• **Aim of the exercise**: Using the data below, tally the lines that include the string "more". Only the number is wanted.

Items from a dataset
>> begin
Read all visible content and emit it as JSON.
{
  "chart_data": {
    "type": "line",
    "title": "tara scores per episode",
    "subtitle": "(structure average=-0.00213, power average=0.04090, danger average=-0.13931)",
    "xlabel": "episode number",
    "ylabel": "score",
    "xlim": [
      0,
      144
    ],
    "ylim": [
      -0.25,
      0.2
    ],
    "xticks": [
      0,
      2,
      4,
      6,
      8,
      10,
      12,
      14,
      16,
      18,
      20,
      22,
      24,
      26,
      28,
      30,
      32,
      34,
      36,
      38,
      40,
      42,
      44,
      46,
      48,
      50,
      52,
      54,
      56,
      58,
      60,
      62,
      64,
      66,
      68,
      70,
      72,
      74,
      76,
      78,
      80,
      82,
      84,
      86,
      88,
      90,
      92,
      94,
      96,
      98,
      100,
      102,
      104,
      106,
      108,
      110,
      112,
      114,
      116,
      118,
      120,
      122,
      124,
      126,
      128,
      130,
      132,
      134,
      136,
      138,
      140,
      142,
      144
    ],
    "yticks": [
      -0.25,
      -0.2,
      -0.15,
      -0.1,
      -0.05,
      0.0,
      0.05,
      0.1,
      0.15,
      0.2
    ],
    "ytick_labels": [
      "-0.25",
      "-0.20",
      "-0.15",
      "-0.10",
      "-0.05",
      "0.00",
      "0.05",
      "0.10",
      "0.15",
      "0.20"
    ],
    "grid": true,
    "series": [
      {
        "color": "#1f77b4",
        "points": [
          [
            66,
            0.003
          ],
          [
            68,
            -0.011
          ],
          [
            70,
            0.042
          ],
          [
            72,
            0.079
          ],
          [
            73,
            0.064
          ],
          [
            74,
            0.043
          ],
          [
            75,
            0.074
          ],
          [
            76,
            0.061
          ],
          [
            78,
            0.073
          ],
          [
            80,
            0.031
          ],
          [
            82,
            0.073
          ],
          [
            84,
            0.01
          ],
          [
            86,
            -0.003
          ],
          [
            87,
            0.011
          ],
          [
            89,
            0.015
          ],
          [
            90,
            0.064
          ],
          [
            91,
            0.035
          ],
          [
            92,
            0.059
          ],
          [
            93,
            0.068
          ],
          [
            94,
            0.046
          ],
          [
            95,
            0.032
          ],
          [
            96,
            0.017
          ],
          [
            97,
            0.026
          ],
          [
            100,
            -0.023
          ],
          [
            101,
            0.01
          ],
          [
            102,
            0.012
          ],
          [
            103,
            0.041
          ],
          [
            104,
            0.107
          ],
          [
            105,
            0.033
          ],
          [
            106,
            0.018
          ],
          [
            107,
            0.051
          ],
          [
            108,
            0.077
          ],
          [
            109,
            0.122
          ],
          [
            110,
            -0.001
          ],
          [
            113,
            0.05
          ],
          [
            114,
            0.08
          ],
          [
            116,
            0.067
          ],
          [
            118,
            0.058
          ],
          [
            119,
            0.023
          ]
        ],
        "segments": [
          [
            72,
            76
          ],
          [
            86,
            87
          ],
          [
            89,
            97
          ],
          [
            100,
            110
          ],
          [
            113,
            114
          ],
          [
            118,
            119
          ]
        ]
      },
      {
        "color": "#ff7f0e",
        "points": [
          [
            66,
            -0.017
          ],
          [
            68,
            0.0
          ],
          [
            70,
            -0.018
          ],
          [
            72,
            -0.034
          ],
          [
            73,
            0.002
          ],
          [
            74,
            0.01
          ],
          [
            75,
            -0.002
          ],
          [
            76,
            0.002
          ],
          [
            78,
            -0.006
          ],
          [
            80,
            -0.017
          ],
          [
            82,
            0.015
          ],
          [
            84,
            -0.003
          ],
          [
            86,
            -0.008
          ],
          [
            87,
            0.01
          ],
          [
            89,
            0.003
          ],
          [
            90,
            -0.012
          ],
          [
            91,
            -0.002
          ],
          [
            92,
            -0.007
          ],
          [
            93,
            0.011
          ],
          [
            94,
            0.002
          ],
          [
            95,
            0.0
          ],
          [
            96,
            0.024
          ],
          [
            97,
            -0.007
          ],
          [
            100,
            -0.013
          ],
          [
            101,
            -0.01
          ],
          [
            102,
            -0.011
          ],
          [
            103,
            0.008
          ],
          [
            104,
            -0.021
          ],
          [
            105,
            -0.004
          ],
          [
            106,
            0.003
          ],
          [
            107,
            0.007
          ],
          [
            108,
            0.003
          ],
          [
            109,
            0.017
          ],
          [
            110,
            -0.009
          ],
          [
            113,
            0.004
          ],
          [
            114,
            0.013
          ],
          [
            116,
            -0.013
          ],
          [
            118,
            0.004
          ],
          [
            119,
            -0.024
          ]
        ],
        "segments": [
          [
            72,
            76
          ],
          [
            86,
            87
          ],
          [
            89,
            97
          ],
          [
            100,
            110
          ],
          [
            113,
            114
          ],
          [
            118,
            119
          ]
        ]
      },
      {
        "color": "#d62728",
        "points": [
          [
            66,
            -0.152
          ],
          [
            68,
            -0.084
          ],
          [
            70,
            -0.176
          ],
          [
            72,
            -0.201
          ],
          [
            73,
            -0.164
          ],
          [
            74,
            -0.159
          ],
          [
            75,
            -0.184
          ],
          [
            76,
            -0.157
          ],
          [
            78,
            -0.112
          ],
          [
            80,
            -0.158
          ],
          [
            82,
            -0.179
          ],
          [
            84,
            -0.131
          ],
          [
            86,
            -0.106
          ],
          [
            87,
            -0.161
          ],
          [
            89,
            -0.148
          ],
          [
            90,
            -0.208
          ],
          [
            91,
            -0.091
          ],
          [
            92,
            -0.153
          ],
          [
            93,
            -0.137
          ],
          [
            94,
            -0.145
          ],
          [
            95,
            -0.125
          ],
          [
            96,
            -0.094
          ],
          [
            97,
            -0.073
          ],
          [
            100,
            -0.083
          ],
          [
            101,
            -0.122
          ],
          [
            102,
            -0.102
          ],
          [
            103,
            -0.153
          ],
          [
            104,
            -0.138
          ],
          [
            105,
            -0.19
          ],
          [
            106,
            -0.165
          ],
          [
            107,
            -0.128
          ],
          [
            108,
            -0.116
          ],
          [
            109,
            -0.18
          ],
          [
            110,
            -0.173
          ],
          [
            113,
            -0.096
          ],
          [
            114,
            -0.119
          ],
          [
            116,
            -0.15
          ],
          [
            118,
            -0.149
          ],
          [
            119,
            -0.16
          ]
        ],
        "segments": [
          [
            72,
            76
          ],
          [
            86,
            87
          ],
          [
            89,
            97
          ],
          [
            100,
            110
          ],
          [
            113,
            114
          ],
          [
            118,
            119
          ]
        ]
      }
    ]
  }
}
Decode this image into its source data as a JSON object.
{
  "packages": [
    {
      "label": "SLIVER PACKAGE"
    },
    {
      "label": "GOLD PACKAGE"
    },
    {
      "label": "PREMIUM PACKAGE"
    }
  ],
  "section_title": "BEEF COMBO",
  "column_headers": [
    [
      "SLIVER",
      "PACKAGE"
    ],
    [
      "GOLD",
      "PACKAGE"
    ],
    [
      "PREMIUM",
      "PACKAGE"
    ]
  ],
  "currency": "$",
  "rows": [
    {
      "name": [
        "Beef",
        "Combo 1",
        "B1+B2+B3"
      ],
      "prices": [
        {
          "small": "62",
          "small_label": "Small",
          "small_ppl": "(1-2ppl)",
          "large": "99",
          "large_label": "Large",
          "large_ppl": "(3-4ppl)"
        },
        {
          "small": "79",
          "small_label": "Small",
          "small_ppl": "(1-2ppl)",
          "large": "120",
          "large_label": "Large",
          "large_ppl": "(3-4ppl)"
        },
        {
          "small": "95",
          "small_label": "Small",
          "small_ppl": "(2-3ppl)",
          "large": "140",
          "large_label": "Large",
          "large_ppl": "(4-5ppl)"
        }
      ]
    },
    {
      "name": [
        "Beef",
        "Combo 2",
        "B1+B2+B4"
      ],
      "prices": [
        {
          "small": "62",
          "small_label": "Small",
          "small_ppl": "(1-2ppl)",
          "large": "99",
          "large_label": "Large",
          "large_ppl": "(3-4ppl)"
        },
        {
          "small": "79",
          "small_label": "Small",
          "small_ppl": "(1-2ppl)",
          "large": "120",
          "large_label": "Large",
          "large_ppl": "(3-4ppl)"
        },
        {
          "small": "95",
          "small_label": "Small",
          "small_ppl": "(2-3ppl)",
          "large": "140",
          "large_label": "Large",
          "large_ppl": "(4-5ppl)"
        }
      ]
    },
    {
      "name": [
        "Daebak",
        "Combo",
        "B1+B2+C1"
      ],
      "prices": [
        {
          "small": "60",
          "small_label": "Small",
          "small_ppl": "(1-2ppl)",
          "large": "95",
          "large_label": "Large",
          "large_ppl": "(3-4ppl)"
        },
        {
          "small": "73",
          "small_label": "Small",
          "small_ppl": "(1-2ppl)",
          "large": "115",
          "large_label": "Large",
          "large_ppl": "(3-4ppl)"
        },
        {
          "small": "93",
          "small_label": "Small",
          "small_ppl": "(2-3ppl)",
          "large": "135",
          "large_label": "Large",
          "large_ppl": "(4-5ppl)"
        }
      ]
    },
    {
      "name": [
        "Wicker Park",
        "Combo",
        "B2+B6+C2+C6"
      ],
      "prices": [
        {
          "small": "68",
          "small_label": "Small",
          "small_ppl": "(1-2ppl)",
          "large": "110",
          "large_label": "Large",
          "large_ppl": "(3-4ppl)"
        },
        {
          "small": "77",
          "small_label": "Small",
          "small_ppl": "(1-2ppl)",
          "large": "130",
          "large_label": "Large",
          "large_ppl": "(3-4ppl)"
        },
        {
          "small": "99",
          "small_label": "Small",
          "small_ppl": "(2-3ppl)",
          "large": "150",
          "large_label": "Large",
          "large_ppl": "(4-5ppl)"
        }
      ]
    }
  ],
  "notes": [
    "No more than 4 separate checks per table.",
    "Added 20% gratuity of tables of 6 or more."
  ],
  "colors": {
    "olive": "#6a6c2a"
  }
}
>> end
• **Answer for the task**: 2